[PROBLEM TO SOLVE] Rewrite every one of the entries below, replacing "x-tick-label" with "x-axis-tick" wherever it appears and leaving everything else the same.

Element boundary entries:
>>>

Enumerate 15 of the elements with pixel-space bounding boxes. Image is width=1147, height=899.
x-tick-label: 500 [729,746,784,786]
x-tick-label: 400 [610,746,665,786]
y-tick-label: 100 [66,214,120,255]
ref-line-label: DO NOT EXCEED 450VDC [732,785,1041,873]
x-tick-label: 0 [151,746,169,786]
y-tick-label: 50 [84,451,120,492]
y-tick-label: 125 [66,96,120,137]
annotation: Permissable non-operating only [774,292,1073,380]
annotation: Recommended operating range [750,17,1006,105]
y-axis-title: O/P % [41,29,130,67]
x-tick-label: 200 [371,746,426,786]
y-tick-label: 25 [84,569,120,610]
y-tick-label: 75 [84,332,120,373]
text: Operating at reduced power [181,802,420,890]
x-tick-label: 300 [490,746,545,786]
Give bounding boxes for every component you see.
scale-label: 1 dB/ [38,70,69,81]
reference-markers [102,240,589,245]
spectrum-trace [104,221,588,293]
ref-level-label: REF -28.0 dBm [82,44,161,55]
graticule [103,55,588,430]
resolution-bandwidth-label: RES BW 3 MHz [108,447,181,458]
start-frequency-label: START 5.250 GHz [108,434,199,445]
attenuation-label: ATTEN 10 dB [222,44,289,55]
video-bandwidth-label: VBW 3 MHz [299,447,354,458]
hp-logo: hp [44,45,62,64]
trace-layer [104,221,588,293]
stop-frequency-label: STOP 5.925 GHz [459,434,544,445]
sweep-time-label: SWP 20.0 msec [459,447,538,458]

<<<

[ANSWER IN FULL]
Enumerate 15 of the elements with pixel-space bounding boxes. Image is width=1147, height=899.
x-axis-tick: 500 [729,746,784,786]
x-axis-tick: 400 [610,746,665,786]
y-tick-label: 100 [66,214,120,255]
ref-line-label: DO NOT EXCEED 450VDC [732,785,1041,873]
x-axis-tick: 0 [151,746,169,786]
y-tick-label: 50 [84,451,120,492]
y-tick-label: 125 [66,96,120,137]
annotation: Permissable non-operating only [774,292,1073,380]
annotation: Recommended operating range [750,17,1006,105]
y-axis-title: O/P % [41,29,130,67]
x-axis-tick: 200 [371,746,426,786]
y-tick-label: 25 [84,569,120,610]
y-tick-label: 75 [84,332,120,373]
text: Operating at reduced power [181,802,420,890]
x-axis-tick: 300 [490,746,545,786]
Give bounding boxes for every component you see.
scale-label: 1 dB/ [38,70,69,81]
reference-markers [102,240,589,245]
spectrum-trace [104,221,588,293]
ref-level-label: REF -28.0 dBm [82,44,161,55]
graticule [103,55,588,430]
resolution-bandwidth-label: RES BW 3 MHz [108,447,181,458]
start-frequency-label: START 5.250 GHz [108,434,199,445]
attenuation-label: ATTEN 10 dB [222,44,289,55]
video-bandwidth-label: VBW 3 MHz [299,447,354,458]
hp-logo: hp [44,45,62,64]
trace-layer [104,221,588,293]
stop-frequency-label: STOP 5.925 GHz [459,434,544,445]
sweep-time-label: SWP 20.0 msec [459,447,538,458]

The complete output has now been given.